* **YOUR INSTRUCTIONS**:
Find each line with "proxies" and copy it.

* **DATA SUPPLIED**:
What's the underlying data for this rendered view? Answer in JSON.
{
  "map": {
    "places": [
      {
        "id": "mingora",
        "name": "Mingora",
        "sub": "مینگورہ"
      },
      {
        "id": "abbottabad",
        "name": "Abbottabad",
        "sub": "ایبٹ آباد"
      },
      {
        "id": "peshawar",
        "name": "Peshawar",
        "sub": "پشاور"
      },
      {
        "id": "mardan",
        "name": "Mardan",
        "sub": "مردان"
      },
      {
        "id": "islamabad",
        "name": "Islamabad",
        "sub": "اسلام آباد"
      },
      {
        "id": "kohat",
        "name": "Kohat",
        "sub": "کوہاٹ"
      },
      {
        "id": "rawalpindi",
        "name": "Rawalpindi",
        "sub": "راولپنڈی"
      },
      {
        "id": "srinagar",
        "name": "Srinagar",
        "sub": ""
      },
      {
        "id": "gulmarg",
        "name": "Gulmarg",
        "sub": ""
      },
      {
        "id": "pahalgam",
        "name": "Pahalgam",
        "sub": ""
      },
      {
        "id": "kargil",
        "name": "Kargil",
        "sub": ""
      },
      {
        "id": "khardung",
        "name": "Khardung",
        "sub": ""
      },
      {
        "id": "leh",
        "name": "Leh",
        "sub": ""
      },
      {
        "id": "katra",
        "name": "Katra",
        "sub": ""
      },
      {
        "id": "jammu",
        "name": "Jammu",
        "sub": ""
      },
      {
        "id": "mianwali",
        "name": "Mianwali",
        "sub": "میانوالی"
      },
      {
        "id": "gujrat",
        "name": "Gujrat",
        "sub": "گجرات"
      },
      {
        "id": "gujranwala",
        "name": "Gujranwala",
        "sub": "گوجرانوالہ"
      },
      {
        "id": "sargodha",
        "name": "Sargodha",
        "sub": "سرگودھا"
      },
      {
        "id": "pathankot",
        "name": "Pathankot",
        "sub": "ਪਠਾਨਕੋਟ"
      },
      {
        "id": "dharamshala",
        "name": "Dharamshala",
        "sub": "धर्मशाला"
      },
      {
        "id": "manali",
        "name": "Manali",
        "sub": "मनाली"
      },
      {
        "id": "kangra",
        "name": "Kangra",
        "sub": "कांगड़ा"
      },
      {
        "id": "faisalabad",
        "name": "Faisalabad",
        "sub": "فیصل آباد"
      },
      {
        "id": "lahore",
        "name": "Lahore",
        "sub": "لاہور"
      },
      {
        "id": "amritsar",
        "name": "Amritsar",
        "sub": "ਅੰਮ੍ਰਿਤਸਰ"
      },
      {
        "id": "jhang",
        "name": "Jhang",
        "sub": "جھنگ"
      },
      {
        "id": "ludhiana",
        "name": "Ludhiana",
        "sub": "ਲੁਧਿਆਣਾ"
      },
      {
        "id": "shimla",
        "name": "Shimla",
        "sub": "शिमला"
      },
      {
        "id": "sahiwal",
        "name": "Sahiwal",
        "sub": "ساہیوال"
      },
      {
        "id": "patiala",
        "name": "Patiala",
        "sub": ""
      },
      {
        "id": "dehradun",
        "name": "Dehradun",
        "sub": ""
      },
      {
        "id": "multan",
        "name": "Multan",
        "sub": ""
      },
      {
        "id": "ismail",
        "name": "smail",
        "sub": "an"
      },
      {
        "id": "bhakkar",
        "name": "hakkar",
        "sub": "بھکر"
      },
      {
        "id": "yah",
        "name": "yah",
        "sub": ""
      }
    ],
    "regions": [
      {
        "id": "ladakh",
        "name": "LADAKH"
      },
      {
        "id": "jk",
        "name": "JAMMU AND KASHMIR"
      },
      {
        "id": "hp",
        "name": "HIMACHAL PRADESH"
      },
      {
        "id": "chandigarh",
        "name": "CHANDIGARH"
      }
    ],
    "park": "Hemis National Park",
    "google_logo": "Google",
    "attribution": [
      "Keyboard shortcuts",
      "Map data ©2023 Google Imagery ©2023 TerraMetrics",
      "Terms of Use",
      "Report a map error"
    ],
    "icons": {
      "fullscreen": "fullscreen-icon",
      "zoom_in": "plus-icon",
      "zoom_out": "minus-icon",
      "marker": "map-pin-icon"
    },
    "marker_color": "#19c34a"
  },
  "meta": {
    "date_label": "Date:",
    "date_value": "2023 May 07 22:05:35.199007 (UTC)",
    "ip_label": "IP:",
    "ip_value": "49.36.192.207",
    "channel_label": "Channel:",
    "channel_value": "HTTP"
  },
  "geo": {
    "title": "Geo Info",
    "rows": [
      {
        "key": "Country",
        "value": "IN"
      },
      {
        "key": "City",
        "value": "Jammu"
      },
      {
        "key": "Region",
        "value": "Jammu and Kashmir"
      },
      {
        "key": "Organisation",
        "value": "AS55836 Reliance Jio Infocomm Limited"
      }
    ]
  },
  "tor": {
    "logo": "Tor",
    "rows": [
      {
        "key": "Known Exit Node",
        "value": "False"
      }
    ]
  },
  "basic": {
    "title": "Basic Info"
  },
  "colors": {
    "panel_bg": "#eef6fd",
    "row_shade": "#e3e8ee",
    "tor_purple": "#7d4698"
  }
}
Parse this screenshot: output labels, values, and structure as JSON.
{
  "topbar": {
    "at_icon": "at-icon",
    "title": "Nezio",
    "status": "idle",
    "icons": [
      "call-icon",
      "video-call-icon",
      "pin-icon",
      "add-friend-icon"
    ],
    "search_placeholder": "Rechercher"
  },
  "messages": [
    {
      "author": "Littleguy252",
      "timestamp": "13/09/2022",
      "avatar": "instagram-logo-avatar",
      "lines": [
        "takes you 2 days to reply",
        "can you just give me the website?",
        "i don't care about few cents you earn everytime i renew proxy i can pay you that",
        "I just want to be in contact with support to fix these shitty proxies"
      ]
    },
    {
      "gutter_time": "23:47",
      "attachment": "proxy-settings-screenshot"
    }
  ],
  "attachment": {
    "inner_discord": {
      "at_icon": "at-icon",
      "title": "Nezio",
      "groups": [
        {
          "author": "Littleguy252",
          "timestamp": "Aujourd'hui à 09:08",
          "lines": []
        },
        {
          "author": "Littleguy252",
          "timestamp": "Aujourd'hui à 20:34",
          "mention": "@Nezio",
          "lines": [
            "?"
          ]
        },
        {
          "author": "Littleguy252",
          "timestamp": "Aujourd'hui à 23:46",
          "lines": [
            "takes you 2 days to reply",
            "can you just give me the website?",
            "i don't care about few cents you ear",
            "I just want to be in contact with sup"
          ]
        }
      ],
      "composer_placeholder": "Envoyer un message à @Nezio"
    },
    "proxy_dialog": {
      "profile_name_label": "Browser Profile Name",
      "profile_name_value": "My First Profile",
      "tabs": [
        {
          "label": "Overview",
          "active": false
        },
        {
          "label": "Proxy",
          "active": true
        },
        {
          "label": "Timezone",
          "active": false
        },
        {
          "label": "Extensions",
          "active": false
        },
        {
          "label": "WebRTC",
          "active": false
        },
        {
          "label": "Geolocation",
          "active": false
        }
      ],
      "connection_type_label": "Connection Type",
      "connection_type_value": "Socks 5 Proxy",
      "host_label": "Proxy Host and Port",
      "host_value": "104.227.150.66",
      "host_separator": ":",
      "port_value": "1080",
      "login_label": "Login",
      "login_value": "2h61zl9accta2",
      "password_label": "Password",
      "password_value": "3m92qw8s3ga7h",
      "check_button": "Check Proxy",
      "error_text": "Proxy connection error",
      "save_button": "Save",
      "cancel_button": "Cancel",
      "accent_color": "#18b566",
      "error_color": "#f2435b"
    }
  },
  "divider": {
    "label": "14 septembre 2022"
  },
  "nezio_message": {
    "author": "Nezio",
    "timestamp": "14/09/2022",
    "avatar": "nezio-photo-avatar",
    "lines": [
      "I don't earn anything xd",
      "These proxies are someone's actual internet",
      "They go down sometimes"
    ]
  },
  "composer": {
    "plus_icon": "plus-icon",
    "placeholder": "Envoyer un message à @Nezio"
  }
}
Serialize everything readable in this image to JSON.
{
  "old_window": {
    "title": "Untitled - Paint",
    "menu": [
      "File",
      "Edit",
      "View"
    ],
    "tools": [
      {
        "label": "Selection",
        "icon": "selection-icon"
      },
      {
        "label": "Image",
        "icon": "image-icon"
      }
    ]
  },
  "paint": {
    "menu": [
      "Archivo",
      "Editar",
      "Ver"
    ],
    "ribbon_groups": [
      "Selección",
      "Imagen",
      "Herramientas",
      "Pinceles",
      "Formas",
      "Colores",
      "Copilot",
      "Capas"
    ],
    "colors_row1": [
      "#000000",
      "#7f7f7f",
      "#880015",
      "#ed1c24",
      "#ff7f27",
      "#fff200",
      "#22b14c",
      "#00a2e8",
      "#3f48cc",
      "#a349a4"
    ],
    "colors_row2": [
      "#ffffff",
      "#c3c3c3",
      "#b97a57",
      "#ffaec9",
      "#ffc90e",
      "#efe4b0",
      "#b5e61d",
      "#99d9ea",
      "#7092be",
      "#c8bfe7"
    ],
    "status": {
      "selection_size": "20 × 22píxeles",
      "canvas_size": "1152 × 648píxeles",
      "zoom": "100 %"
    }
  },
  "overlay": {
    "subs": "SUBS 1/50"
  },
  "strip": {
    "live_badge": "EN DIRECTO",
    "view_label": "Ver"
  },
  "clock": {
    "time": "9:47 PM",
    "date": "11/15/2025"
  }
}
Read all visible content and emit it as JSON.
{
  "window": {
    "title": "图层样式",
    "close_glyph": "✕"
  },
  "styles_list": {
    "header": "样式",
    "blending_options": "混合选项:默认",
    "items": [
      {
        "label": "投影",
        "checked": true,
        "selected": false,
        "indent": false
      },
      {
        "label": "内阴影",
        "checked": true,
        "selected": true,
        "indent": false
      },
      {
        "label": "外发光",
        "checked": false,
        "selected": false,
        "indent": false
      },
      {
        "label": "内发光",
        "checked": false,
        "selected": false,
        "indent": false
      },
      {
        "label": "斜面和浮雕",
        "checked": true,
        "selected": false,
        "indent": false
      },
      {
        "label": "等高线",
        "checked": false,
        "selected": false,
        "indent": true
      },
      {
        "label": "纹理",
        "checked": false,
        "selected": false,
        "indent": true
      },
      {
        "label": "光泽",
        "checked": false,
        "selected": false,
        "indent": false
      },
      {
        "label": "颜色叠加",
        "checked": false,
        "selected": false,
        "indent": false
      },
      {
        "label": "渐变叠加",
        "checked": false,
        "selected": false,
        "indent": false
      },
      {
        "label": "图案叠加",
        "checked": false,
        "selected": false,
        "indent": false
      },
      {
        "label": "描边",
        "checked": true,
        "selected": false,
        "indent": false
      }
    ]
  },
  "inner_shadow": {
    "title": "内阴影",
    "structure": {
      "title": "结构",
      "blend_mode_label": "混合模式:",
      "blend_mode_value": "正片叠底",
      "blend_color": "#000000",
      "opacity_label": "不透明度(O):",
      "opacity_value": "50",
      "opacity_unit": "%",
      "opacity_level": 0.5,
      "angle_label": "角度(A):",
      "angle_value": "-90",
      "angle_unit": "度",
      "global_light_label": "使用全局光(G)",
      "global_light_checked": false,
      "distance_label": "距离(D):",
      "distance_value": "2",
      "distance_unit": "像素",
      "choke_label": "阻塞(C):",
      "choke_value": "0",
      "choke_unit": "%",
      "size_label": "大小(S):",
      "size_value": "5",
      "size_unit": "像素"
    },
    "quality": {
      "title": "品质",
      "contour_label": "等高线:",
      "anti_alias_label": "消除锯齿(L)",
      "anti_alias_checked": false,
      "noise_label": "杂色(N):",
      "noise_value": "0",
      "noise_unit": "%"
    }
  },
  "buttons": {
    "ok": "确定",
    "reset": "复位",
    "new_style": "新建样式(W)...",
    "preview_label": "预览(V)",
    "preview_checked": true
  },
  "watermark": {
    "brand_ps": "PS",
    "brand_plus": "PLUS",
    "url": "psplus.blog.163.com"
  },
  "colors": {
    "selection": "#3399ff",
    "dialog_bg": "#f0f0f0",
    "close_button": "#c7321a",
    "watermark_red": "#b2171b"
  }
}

* **FULL RESPONSE**:
        "I just want to be in contact with support to fix these shitty proxies"
      "These proxies are someone's actual internet",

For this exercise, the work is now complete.